(Data items)

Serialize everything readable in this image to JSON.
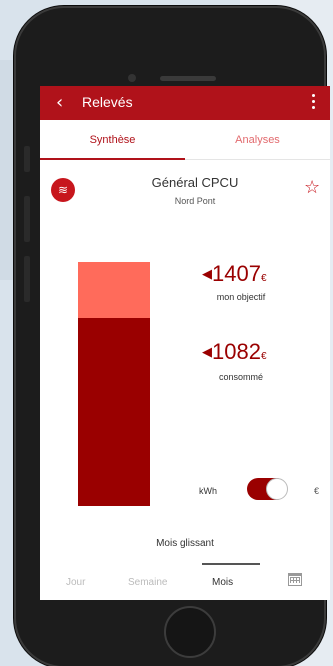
{
  "appbar": {
    "back_label": "Relevés",
    "back_icon": "chevron-left-icon",
    "menu_icon": "more-vertical-icon"
  },
  "tabs": [
    {
      "label": "Synthèse",
      "active": true
    },
    {
      "label": "Analyses",
      "active": false
    }
  ],
  "site": {
    "name": "Général CPCU",
    "subtitle": "Nord Pont",
    "icon": "heating-icon",
    "favorite_icon": "star-outline-icon"
  },
  "gauge": {
    "objective_fraction": 1.0,
    "consumed_fraction": 0.769
  },
  "values": {
    "objective": {
      "amount": "1407",
      "currency": "€",
      "label": "mon objectif"
    },
    "consumed": {
      "amount": "1082",
      "currency": "€",
      "label": "consommé"
    }
  },
  "unit_toggle": {
    "left_label": "kWh",
    "right_label": "€",
    "selected": "€"
  },
  "period_label": "Mois glissant",
  "bottom_nav": {
    "items": [
      {
        "label": "Jour",
        "active": false
      },
      {
        "label": "Semaine",
        "active": false
      },
      {
        "label": "Mois",
        "active": true
      }
    ],
    "calendar_icon": "calendar-icon"
  },
  "colors": {
    "brand": "#b0121a",
    "gauge_dark": "#9a0000",
    "gauge_light": "#ff6b5b"
  }
}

### GIVEN PROBLEM
Repeat the material exactly as it reads, without any of its pictures.

### COMPLETE RESPONSE
Serialize everything readable in this image to JSON.
{
  "appbar": {
    "back_label": "Relevés",
    "back_icon": "chevron-left-icon",
    "menu_icon": "more-vertical-icon"
  },
  "tabs": [
    {
      "label": "Synthèse",
      "active": true
    },
    {
      "label": "Analyses",
      "active": false
    }
  ],
  "site": {
    "name": "Général CPCU",
    "subtitle": "Nord Pont",
    "icon": "heating-icon",
    "favorite_icon": "star-outline-icon"
  },
  "gauge": {
    "objective_fraction": 1.0,
    "consumed_fraction": 0.769
  },
  "values": {
    "objective": {
      "amount": "1407",
      "currency": "€",
      "label": "mon objectif"
    },
    "consumed": {
      "amount": "1082",
      "currency": "€",
      "label": "consommé"
    }
  },
  "unit_toggle": {
    "left_label": "kWh",
    "right_label": "€",
    "selected": "€"
  },
  "period_label": "Mois glissant",
  "bottom_nav": {
    "items": [
      {
        "label": "Jour",
        "active": false
      },
      {
        "label": "Semaine",
        "active": false
      },
      {
        "label": "Mois",
        "active": true
      }
    ],
    "calendar_icon": "calendar-icon"
  },
  "colors": {
    "brand": "#b0121a",
    "gauge_dark": "#9a0000",
    "gauge_light": "#ff6b5b"
  }
}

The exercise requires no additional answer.